**SHORT TASK**
The answer should be a single number: how many lines of the entries below hold the word "this".

begin

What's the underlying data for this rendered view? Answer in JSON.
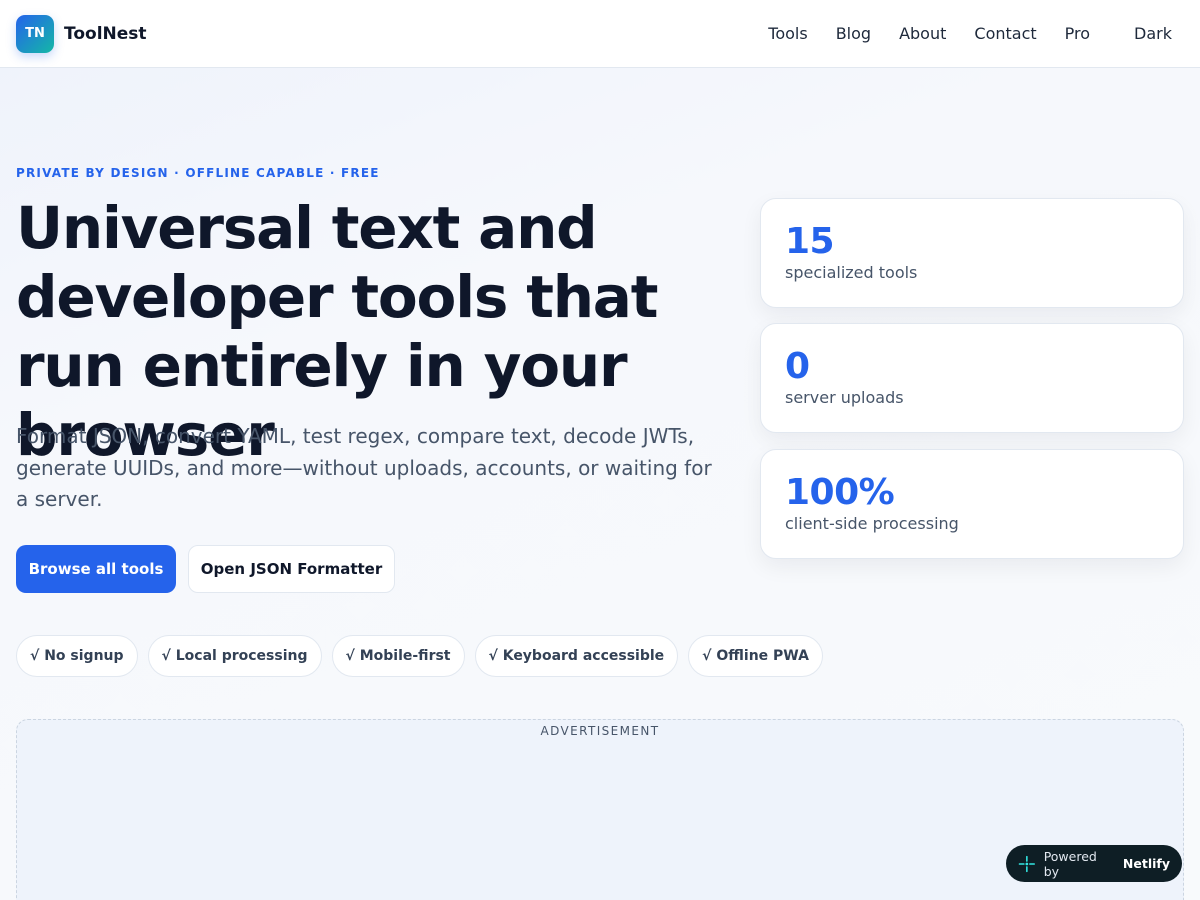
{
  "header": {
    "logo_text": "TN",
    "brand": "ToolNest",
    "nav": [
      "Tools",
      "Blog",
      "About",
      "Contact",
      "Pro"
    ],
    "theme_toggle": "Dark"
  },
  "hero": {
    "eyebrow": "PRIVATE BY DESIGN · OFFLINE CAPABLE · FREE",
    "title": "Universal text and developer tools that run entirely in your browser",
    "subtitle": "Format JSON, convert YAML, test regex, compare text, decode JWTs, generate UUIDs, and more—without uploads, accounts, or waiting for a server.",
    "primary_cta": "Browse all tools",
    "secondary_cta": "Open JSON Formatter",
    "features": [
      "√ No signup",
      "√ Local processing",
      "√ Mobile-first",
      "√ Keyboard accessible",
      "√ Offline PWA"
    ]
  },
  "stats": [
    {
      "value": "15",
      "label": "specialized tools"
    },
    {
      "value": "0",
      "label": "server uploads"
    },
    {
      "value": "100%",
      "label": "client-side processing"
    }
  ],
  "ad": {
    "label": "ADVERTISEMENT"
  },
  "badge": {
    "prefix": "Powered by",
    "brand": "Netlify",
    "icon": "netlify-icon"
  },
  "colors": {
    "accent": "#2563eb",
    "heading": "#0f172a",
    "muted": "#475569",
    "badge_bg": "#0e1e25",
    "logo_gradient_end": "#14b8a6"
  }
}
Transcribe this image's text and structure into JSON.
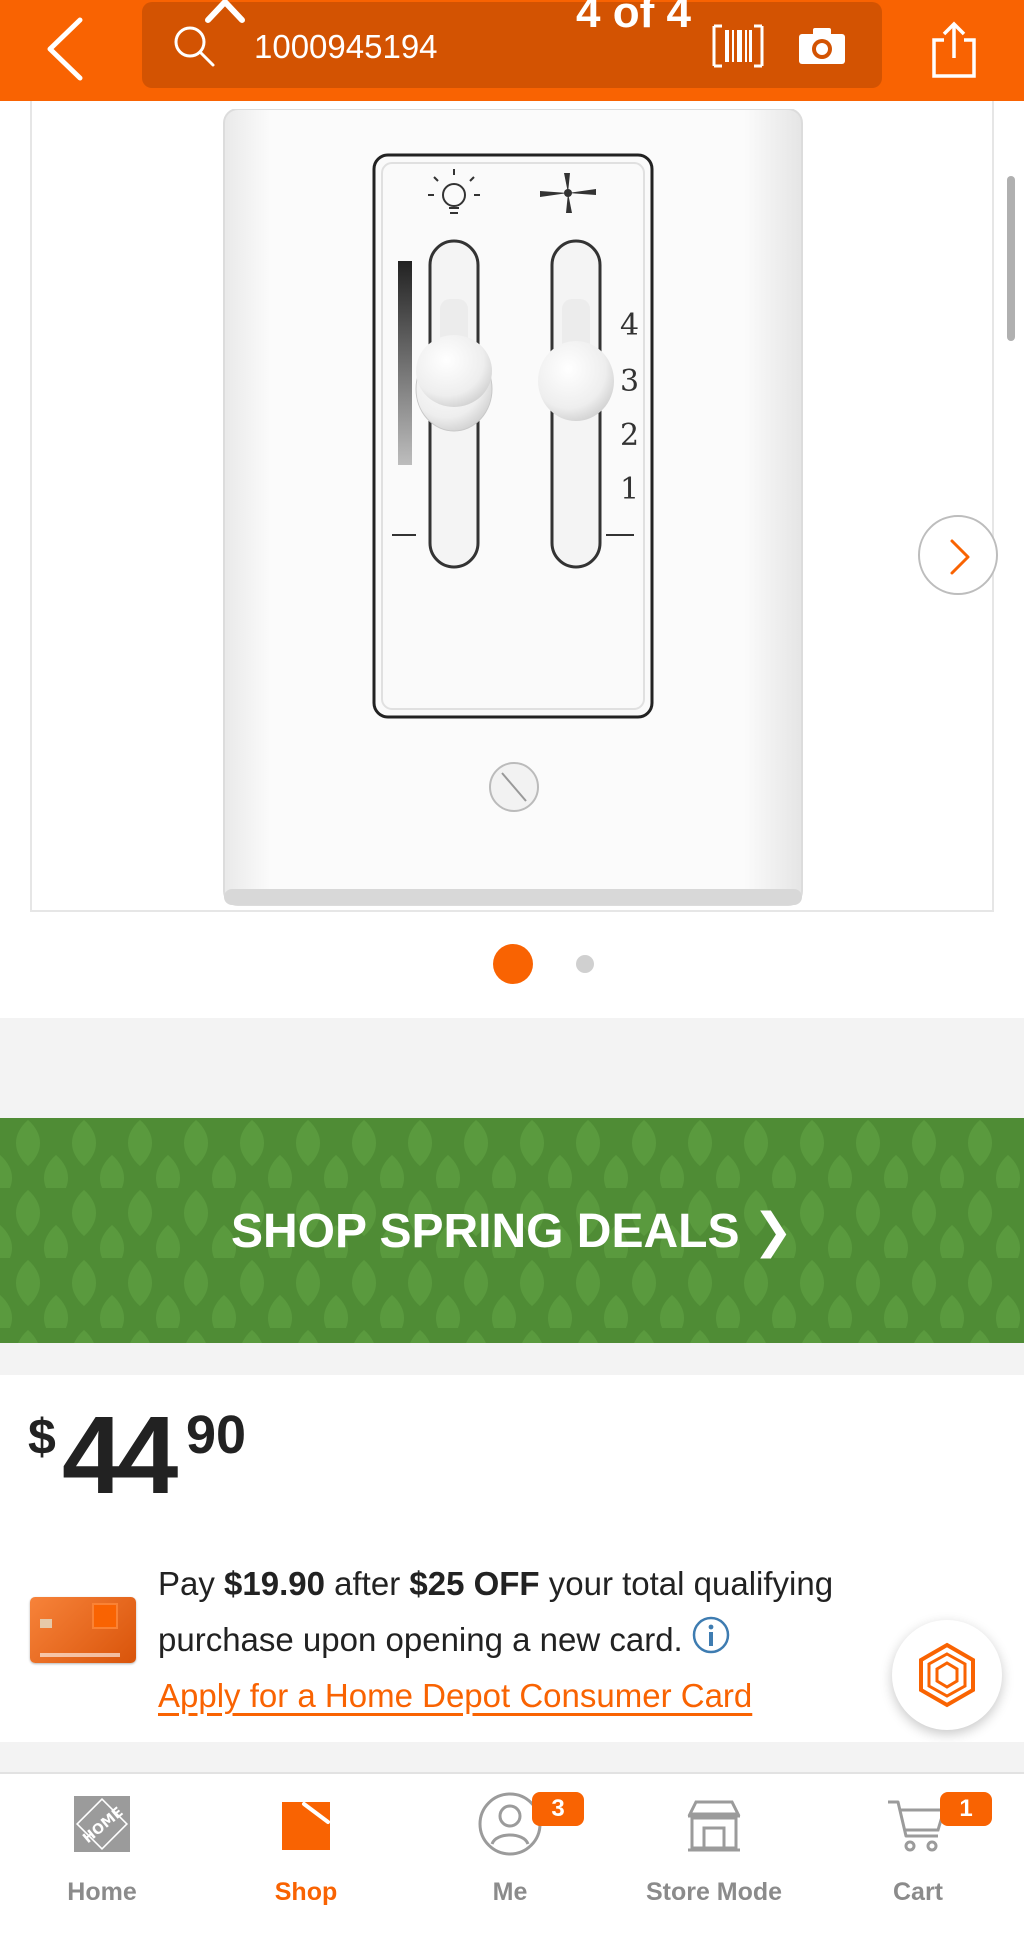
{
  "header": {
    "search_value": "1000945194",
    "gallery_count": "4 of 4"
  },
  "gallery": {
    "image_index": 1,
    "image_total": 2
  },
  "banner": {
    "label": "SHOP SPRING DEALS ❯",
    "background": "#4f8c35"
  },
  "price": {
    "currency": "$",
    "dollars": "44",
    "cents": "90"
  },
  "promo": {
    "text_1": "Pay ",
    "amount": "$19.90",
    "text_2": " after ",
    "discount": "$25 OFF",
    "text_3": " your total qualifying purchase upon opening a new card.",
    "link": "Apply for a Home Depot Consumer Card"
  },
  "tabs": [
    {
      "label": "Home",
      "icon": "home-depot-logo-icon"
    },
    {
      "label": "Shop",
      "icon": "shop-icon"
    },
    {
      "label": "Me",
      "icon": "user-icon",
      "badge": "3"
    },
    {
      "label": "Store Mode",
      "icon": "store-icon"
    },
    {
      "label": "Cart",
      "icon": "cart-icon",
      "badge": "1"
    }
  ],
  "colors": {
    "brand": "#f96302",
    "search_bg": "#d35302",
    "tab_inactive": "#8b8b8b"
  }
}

end
begin

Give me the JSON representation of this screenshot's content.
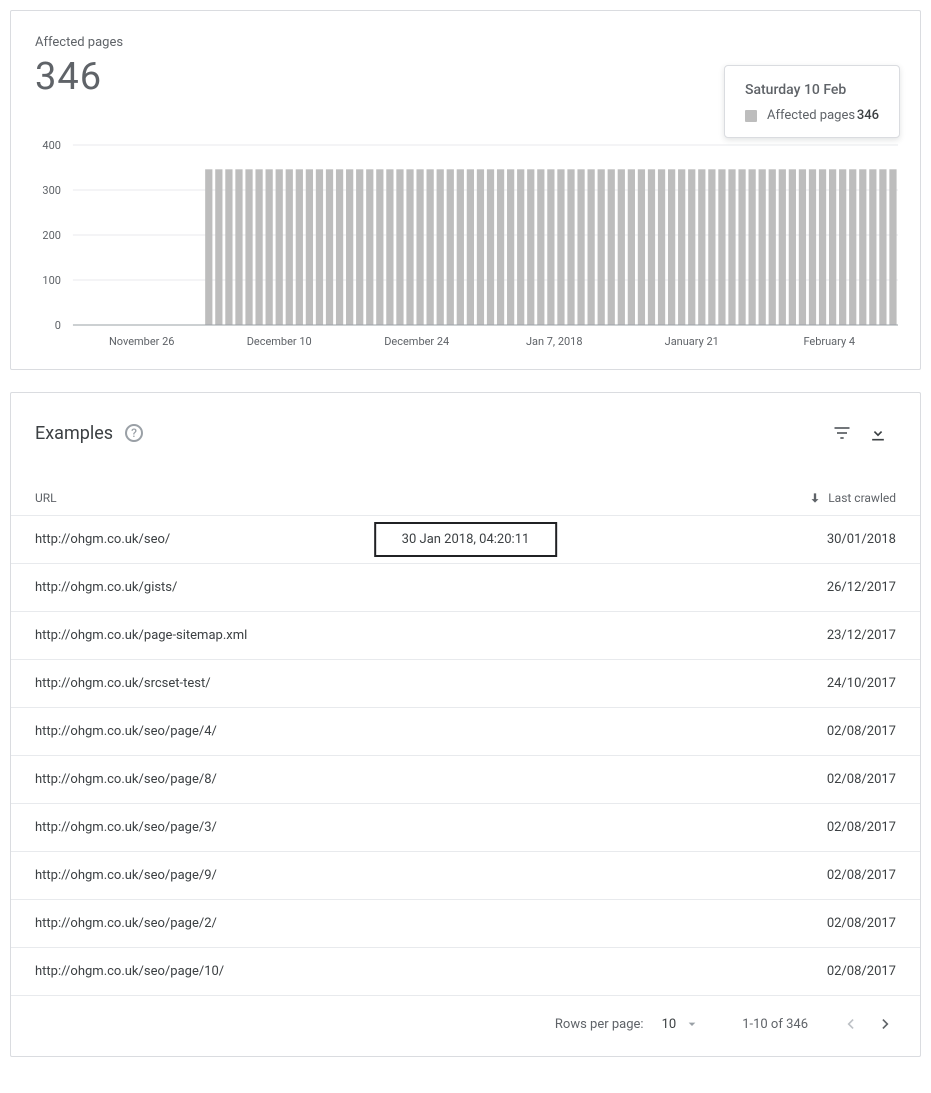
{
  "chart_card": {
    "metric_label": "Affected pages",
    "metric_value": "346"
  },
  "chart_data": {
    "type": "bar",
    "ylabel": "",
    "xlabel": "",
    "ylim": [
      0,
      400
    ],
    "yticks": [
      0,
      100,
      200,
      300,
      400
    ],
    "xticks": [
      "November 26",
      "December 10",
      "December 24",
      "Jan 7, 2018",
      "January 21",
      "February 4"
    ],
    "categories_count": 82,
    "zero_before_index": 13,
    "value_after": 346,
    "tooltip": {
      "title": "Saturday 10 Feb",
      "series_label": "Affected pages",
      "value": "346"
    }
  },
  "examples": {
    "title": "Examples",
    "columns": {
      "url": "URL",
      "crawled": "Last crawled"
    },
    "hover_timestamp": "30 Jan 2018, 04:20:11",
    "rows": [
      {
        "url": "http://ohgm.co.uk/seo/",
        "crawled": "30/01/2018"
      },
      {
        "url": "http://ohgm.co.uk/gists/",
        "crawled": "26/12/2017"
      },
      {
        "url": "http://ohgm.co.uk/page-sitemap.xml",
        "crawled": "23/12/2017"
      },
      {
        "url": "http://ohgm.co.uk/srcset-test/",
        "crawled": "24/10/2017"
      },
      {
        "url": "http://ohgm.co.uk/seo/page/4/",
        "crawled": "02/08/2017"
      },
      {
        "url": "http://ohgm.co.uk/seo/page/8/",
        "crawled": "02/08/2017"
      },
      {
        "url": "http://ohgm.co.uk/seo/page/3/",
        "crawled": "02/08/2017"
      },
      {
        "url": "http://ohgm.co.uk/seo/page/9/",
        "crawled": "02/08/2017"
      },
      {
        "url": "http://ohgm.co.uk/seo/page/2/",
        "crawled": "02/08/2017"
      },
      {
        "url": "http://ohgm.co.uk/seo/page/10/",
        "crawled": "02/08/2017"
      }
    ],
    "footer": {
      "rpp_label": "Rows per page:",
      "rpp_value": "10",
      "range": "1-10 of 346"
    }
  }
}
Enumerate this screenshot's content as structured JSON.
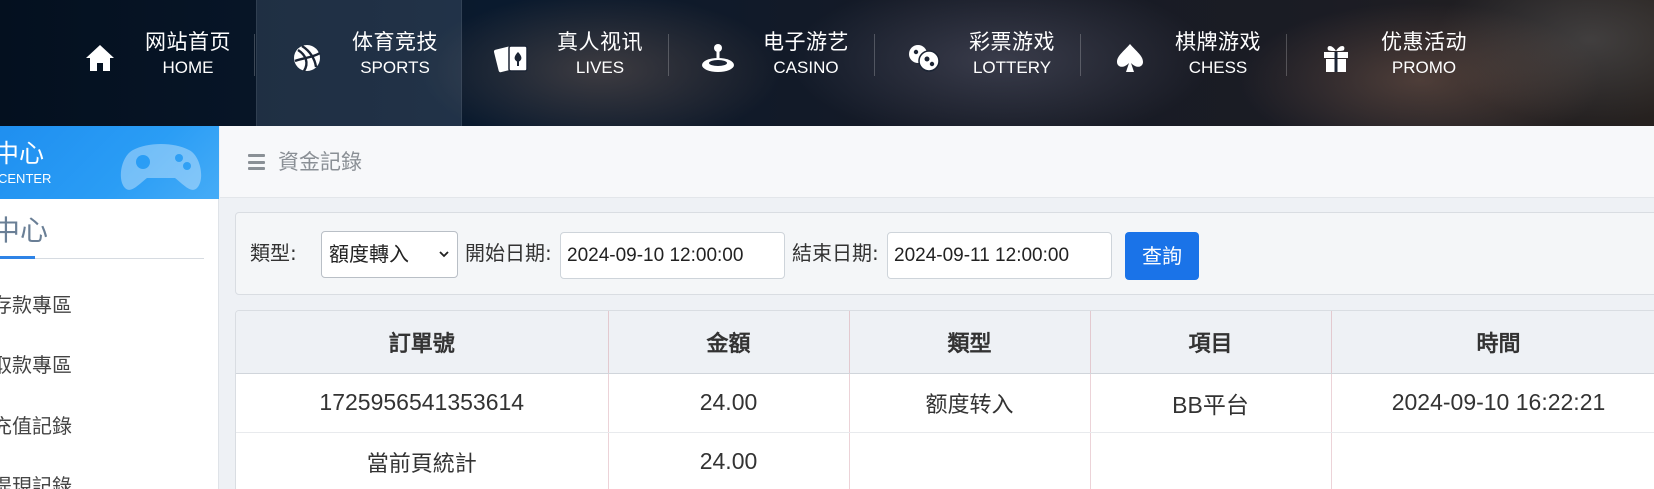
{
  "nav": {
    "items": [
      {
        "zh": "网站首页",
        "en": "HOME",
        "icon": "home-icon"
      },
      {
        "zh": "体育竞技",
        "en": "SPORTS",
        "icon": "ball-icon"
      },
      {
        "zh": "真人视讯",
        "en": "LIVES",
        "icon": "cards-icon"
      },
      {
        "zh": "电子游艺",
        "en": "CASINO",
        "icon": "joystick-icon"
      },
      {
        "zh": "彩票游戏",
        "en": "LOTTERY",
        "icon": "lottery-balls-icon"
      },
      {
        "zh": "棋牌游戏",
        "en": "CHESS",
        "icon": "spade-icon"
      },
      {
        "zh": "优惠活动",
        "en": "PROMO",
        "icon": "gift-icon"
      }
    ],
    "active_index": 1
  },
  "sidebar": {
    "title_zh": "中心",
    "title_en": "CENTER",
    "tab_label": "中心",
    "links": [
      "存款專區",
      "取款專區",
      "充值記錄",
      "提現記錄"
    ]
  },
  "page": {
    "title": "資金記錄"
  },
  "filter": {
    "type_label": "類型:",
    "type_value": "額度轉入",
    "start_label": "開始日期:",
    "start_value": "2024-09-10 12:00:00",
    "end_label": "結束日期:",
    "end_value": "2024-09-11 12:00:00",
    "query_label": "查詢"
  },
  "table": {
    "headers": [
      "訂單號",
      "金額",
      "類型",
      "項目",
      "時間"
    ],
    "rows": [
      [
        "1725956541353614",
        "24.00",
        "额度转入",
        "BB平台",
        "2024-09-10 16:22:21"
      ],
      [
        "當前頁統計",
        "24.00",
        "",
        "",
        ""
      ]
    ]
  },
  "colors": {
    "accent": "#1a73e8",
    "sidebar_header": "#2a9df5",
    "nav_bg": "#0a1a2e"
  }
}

end
begin

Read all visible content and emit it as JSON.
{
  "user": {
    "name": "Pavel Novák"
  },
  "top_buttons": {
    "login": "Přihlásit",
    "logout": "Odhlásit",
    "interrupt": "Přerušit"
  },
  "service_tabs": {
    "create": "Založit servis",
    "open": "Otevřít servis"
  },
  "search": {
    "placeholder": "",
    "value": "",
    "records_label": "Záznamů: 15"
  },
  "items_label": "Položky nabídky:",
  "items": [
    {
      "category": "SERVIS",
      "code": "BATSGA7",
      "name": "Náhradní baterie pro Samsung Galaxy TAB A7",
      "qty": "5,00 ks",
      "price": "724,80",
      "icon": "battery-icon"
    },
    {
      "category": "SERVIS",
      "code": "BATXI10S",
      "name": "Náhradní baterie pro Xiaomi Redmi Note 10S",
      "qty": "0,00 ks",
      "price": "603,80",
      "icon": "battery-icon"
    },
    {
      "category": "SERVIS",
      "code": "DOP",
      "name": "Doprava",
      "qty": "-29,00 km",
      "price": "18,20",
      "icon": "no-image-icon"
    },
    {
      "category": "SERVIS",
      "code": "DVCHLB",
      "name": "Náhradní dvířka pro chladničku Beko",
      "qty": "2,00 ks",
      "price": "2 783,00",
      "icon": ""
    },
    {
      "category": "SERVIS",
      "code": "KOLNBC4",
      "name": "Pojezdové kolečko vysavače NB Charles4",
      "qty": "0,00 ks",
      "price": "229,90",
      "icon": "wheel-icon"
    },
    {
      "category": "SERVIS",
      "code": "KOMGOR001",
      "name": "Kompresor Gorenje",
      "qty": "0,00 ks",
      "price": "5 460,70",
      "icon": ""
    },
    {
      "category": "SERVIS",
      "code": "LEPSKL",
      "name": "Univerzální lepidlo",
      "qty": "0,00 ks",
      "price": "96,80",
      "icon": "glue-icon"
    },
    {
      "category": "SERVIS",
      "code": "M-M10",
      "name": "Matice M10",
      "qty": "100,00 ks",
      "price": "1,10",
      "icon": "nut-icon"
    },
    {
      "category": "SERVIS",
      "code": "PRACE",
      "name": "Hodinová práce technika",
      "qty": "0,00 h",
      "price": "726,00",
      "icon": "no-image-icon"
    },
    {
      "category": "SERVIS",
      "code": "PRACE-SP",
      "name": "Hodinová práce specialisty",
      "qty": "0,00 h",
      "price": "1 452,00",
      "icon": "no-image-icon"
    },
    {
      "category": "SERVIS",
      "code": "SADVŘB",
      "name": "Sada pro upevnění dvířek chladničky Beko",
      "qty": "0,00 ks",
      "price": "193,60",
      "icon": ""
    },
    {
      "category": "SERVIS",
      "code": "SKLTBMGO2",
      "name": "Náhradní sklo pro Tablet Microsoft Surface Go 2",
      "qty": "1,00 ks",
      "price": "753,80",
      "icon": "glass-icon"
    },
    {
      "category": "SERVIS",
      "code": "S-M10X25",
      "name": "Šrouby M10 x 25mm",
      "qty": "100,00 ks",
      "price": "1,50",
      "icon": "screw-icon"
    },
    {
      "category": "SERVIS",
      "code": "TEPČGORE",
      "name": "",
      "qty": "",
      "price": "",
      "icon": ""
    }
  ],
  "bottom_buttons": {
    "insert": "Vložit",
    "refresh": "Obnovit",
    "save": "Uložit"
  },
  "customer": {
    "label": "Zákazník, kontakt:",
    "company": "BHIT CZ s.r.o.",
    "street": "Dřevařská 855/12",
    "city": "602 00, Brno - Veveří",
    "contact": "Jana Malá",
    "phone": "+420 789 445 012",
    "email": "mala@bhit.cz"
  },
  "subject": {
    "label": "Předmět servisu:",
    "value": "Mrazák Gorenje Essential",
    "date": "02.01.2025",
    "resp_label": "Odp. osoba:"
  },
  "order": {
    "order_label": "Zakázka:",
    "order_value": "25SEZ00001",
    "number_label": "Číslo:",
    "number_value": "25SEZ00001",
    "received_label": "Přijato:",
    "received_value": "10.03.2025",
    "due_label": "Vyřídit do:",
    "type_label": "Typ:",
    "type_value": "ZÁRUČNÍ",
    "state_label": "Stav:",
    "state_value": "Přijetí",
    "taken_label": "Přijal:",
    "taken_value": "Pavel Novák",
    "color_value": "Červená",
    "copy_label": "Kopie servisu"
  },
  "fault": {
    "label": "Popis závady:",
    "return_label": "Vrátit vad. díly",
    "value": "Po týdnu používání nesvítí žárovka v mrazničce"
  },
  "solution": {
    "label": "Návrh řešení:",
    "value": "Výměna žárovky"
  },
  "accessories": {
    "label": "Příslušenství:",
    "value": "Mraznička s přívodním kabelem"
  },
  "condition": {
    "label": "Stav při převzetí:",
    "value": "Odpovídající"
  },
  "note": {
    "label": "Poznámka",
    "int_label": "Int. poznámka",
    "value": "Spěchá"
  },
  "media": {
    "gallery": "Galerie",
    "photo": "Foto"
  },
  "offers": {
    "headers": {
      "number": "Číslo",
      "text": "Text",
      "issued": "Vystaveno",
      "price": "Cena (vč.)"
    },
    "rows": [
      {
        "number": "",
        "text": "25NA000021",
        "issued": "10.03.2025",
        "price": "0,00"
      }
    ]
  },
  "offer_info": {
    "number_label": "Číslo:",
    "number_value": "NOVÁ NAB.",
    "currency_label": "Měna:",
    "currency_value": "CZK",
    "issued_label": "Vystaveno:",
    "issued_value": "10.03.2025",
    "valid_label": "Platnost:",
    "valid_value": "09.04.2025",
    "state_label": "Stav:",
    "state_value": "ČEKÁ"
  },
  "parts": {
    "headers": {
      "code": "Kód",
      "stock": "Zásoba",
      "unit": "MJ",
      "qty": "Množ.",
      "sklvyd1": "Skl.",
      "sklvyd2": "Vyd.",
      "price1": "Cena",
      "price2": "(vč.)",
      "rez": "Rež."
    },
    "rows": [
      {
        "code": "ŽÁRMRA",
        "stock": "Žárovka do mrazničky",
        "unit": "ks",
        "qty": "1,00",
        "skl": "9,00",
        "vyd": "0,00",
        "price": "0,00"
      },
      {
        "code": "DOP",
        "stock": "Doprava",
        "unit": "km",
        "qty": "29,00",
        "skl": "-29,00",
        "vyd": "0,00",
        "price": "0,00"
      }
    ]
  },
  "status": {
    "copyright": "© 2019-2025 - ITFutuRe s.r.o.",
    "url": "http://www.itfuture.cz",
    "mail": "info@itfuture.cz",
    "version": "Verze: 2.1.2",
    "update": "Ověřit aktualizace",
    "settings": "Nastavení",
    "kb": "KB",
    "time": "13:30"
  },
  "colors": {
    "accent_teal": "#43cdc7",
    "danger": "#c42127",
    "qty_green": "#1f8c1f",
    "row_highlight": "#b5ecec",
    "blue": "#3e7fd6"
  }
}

end

**TASK ANSWER**
4